(Source data)
□ □ □ □ □
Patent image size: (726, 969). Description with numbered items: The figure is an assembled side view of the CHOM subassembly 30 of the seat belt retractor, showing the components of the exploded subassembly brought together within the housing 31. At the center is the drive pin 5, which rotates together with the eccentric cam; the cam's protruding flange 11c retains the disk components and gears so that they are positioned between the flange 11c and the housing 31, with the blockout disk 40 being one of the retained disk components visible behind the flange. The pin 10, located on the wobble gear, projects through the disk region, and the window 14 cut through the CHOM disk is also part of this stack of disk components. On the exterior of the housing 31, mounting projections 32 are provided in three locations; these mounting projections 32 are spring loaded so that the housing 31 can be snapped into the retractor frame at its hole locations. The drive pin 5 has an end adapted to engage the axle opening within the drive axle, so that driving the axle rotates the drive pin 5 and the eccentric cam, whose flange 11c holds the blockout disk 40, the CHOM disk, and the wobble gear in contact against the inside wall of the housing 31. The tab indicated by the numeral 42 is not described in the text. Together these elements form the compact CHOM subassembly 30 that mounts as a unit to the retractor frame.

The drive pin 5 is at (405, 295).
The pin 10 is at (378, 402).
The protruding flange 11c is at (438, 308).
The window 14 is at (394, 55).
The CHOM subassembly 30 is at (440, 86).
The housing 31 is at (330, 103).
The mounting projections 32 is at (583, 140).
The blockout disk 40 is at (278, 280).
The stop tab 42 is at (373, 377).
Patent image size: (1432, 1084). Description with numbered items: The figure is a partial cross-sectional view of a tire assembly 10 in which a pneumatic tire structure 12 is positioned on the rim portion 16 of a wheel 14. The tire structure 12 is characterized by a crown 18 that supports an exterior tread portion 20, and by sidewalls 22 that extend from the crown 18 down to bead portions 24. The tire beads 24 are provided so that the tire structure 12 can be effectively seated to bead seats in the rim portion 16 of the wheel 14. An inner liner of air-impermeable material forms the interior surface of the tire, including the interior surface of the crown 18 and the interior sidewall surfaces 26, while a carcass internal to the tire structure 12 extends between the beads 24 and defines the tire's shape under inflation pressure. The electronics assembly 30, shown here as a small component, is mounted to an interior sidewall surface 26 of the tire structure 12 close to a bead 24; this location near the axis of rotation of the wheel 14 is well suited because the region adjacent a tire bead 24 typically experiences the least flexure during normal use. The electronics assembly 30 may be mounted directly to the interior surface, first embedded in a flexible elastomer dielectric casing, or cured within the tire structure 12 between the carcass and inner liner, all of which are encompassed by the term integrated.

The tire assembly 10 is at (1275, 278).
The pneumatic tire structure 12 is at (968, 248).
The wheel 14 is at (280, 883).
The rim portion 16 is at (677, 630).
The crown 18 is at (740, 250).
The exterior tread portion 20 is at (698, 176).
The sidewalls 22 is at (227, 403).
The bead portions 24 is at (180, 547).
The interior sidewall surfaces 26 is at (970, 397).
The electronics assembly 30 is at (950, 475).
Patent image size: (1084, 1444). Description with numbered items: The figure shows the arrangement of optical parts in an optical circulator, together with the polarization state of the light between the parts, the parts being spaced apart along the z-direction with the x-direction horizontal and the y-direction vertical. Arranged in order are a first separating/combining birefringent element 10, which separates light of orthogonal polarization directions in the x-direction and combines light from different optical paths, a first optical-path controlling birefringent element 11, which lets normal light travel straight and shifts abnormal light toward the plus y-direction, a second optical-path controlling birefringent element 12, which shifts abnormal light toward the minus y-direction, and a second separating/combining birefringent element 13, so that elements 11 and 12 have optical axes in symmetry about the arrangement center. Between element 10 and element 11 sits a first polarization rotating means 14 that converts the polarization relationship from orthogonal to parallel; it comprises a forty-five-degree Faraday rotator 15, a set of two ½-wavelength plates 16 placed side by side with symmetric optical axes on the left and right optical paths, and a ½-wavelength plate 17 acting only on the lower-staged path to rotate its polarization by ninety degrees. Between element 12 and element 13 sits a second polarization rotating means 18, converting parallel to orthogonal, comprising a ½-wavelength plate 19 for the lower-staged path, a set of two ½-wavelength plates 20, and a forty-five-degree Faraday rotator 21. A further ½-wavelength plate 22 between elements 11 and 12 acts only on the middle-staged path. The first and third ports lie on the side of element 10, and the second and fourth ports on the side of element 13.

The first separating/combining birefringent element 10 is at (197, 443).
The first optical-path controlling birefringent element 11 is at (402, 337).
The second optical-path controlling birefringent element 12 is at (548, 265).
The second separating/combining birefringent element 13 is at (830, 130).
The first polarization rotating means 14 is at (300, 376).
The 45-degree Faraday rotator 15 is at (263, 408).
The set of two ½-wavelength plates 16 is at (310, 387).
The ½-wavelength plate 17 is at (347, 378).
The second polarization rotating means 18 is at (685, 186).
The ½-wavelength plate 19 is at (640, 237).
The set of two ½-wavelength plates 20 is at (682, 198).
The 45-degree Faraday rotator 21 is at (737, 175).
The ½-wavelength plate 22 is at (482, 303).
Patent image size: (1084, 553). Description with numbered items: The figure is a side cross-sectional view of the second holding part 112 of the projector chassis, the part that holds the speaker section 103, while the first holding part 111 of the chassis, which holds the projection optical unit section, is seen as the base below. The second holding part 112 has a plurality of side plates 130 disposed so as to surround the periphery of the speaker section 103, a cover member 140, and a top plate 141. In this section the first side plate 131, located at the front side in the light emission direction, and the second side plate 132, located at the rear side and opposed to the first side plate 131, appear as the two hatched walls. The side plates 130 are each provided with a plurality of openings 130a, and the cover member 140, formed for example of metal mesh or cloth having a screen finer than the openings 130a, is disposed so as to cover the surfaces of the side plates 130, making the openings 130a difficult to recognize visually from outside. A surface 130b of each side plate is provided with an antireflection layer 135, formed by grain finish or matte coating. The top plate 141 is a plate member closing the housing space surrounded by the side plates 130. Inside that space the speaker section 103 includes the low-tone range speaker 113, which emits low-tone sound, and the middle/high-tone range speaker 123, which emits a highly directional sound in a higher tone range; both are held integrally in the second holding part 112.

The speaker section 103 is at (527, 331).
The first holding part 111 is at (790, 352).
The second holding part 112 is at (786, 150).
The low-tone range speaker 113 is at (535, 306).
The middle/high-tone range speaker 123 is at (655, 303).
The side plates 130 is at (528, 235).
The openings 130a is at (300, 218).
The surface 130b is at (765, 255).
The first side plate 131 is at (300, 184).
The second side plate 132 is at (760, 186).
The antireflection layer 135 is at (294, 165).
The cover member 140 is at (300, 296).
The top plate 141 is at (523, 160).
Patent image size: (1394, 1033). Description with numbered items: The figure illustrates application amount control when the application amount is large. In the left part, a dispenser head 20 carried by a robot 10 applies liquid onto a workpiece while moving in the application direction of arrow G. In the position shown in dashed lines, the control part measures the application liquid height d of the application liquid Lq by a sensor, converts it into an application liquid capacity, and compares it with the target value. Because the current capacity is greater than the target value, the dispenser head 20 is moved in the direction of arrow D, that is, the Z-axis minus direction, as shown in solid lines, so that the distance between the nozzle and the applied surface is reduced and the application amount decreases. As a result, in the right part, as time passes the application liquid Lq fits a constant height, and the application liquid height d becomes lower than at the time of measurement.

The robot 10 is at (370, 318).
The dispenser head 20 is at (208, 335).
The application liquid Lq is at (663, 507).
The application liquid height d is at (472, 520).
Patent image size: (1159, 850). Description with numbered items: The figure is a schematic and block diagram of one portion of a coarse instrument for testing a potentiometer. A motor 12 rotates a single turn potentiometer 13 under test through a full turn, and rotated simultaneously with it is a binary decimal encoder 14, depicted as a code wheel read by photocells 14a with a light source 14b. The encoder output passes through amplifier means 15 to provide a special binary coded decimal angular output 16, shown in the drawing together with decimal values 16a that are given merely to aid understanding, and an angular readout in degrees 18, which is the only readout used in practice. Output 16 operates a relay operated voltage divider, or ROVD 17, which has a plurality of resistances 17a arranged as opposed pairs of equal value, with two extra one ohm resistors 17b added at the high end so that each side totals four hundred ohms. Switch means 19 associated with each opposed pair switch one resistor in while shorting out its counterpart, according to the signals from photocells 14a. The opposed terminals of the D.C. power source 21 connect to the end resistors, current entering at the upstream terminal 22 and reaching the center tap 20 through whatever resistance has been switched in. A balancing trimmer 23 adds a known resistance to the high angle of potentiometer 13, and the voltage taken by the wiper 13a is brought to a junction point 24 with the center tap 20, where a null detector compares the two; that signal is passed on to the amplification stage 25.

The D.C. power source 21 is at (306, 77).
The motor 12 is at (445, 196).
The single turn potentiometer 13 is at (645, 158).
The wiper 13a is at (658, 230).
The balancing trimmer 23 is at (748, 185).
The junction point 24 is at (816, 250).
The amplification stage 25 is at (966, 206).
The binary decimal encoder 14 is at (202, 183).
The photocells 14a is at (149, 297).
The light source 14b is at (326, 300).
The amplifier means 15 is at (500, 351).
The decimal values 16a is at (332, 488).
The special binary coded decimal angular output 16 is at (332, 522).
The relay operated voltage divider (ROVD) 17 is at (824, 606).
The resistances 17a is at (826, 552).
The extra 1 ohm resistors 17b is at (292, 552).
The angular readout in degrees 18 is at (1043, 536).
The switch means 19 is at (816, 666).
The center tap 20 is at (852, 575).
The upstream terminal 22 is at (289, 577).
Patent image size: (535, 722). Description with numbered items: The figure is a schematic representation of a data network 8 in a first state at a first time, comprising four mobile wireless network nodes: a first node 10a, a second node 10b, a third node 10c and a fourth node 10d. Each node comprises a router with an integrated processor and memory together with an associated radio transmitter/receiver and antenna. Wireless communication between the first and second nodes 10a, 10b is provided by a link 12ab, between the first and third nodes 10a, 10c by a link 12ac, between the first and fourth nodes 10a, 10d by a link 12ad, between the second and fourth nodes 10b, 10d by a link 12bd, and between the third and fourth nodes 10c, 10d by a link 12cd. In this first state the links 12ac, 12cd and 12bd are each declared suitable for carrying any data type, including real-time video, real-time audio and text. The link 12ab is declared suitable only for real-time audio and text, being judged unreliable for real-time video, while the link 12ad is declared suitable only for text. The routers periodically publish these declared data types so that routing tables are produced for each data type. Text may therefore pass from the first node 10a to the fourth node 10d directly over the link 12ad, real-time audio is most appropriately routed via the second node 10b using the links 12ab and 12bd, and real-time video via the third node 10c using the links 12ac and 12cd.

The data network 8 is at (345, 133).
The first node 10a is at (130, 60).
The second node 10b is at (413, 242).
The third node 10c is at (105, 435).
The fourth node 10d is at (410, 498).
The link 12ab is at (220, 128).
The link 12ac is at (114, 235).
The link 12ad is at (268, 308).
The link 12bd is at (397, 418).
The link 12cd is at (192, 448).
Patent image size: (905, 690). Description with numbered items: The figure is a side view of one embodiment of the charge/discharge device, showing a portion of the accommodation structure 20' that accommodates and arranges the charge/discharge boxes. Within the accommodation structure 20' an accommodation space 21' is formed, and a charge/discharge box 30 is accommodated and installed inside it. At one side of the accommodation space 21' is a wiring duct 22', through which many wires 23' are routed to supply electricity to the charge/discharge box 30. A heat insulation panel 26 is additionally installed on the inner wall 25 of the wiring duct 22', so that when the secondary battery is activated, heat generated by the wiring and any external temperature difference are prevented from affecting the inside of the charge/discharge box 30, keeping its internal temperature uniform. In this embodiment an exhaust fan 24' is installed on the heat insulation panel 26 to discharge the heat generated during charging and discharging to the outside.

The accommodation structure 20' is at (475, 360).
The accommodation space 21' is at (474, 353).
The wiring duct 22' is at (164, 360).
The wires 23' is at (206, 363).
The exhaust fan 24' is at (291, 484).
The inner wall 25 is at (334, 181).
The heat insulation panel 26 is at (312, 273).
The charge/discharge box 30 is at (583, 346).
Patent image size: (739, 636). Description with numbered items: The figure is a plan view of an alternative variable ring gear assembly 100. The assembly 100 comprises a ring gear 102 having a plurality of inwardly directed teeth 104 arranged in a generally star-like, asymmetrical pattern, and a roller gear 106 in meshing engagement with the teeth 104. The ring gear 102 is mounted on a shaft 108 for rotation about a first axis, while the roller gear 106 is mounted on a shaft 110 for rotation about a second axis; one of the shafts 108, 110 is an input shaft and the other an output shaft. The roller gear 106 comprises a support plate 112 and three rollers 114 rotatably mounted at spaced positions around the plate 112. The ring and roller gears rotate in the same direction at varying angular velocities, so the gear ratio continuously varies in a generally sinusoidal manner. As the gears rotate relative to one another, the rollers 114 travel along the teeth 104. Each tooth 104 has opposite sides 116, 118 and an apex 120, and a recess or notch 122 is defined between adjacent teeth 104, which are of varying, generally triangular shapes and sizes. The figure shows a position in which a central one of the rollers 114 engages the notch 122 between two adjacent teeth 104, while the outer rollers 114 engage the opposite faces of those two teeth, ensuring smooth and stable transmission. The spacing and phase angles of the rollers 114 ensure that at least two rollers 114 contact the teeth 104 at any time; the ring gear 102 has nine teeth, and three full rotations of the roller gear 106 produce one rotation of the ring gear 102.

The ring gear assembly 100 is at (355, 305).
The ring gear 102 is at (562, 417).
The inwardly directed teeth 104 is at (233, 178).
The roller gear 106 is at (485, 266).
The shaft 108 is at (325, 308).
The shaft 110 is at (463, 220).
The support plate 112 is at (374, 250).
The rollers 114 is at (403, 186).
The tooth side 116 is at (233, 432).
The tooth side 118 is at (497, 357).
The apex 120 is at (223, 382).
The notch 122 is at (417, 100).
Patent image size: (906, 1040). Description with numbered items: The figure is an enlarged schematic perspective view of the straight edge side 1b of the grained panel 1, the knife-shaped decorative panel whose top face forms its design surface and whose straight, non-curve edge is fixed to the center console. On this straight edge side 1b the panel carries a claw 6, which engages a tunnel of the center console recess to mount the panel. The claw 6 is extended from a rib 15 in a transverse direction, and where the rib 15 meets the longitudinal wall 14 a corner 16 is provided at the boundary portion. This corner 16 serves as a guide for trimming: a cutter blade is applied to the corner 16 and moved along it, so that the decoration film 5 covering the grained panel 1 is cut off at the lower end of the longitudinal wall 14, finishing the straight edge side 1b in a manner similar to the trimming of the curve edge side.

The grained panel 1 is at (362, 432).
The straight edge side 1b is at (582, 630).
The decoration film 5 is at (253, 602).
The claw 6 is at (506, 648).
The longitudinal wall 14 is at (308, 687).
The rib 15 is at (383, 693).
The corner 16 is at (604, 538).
□ □ □ □ □
Required work: Report every line in the material above that contains the word "crown".

Problem solution:
Patent image size: (1432, 1084). Description with numbered items: The figure is a partial cross-sectional view of a tire assembly 10 in which a pneumatic tire structure 12 is positioned on the rim portion 16 of a wheel 14. The tire structure 12 is characterized by a crown 18 that supports an exterior tread portion 20, and by sidewalls 22 that extend from the crown 18 down to bead portions 24. The tire beads 24 are provided so that the tire structure 12 can be effectively seated to bead seats in the rim portion 16 of the wheel 14. An inner liner of air-impermeable material forms the interior surface of the tire, including the interior surface of the crown 18 and the interior sidewall surfaces 26, while a carcass internal to the tire structure 12 extends between the beads 24 and defines the tire's shape under inflation pressure. The electronics assembly 30, shown here as a small component, is mounted to an interior sidewall surface 26 of the tire structure 12 close to a bead 24; this location near the axis of rotation of the wheel 14 is well suited because the region adjacent a tire bead 24 typically experiences the least flexure during normal use. The electronics assembly 30 may be mounted directly to the interior surface, first embedded in a flexible elastomer dielectric casing, or cured within the tire structure 12 between the carcass and inner liner, all of which are encompassed by the term integrated.
The crown 18 is at (740, 250).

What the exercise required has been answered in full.